What is needed
Return each line of the records with nothing changed, pictures excepted.

Records for this exercise

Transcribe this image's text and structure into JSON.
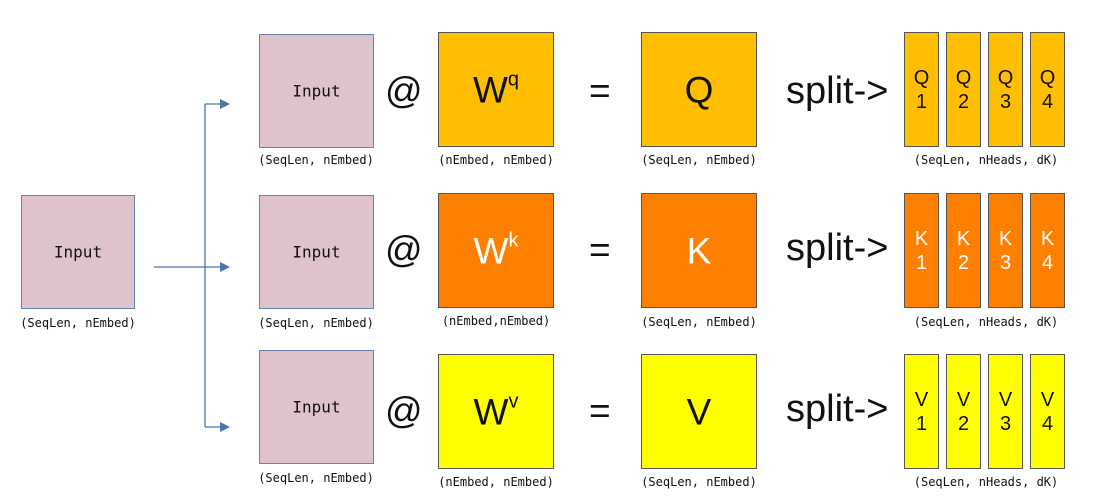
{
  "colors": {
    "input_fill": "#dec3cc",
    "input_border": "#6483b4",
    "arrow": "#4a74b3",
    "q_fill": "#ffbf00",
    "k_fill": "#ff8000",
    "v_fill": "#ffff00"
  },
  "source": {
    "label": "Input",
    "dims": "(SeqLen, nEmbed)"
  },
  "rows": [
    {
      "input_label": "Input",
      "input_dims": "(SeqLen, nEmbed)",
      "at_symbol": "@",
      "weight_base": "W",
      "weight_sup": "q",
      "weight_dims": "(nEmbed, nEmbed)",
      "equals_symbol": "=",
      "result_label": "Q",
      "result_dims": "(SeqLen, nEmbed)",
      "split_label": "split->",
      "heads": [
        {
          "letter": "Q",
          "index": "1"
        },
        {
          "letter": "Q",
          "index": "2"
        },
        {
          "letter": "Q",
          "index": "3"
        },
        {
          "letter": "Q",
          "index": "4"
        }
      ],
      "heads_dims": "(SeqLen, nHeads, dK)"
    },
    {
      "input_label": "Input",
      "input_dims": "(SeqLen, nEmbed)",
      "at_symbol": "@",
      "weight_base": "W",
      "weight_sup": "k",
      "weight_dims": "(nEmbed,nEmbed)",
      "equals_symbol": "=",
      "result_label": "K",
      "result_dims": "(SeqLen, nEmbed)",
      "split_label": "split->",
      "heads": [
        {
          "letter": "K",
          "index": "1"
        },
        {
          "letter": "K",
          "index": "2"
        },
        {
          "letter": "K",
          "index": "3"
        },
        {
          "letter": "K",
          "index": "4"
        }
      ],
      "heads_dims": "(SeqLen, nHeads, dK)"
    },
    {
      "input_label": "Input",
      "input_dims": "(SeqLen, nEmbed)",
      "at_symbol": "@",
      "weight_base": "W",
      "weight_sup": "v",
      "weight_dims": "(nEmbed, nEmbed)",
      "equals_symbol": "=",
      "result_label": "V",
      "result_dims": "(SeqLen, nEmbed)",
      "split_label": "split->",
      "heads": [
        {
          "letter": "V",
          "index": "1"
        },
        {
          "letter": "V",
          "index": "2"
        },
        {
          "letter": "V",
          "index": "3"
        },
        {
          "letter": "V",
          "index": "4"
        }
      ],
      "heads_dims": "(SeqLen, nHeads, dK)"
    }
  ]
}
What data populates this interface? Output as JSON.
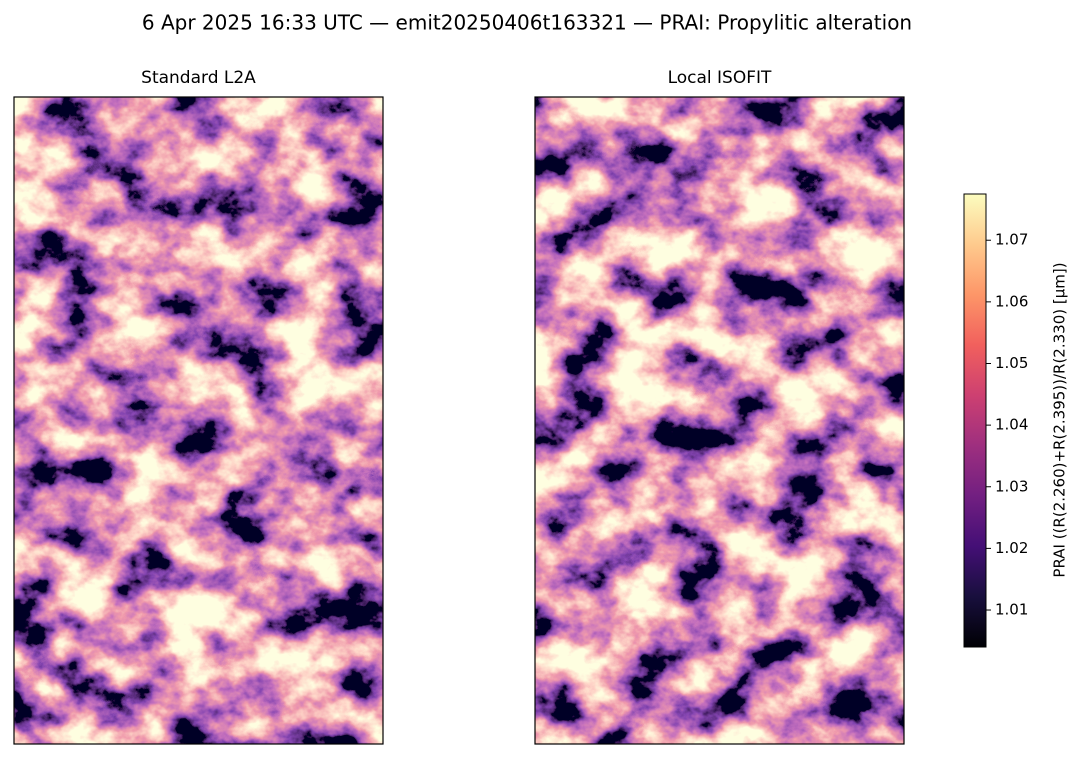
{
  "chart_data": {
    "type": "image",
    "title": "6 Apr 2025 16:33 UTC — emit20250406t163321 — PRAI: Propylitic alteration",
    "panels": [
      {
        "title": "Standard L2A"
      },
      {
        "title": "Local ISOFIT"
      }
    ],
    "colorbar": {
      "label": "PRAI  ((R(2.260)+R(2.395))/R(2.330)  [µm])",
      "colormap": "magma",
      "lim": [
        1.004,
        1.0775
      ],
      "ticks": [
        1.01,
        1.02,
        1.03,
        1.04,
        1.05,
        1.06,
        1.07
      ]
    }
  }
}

Completed exercise
Transcribe this image's text and structure into JSON.
{
  "colors": {
    "input_fill": "#dec3cc",
    "input_border": "#6483b4",
    "arrow": "#4a74b3",
    "q_fill": "#ffbf00",
    "k_fill": "#ff8000",
    "v_fill": "#ffff00"
  },
  "source": {
    "label": "Input",
    "dims": "(SeqLen, nEmbed)"
  },
  "rows": [
    {
      "input_label": "Input",
      "input_dims": "(SeqLen, nEmbed)",
      "at_symbol": "@",
      "weight_base": "W",
      "weight_sup": "q",
      "weight_dims": "(nEmbed, nEmbed)",
      "equals_symbol": "=",
      "result_label": "Q",
      "result_dims": "(SeqLen, nEmbed)",
      "split_label": "split->",
      "heads": [
        {
          "letter": "Q",
          "index": "1"
        },
        {
          "letter": "Q",
          "index": "2"
        },
        {
          "letter": "Q",
          "index": "3"
        },
        {
          "letter": "Q",
          "index": "4"
        }
      ],
      "heads_dims": "(SeqLen, nHeads, dK)"
    },
    {
      "input_label": "Input",
      "input_dims": "(SeqLen, nEmbed)",
      "at_symbol": "@",
      "weight_base": "W",
      "weight_sup": "k",
      "weight_dims": "(nEmbed,nEmbed)",
      "equals_symbol": "=",
      "result_label": "K",
      "result_dims": "(SeqLen, nEmbed)",
      "split_label": "split->",
      "heads": [
        {
          "letter": "K",
          "index": "1"
        },
        {
          "letter": "K",
          "index": "2"
        },
        {
          "letter": "K",
          "index": "3"
        },
        {
          "letter": "K",
          "index": "4"
        }
      ],
      "heads_dims": "(SeqLen, nHeads, dK)"
    },
    {
      "input_label": "Input",
      "input_dims": "(SeqLen, nEmbed)",
      "at_symbol": "@",
      "weight_base": "W",
      "weight_sup": "v",
      "weight_dims": "(nEmbed, nEmbed)",
      "equals_symbol": "=",
      "result_label": "V",
      "result_dims": "(SeqLen, nEmbed)",
      "split_label": "split->",
      "heads": [
        {
          "letter": "V",
          "index": "1"
        },
        {
          "letter": "V",
          "index": "2"
        },
        {
          "letter": "V",
          "index": "3"
        },
        {
          "letter": "V",
          "index": "4"
        }
      ],
      "heads_dims": "(SeqLen, nHeads, dK)"
    }
  ]
}
What data populates this interface? Output as JSON.
{
  "chart_data": {
    "type": "image",
    "title": "6 Apr 2025 16:33 UTC — emit20250406t163321 — PRAI: Propylitic alteration",
    "panels": [
      {
        "title": "Standard L2A"
      },
      {
        "title": "Local ISOFIT"
      }
    ],
    "colorbar": {
      "label": "PRAI  ((R(2.260)+R(2.395))/R(2.330)  [µm])",
      "colormap": "magma",
      "lim": [
        1.004,
        1.0775
      ],
      "ticks": [
        1.01,
        1.02,
        1.03,
        1.04,
        1.05,
        1.06,
        1.07
      ]
    }
  }
}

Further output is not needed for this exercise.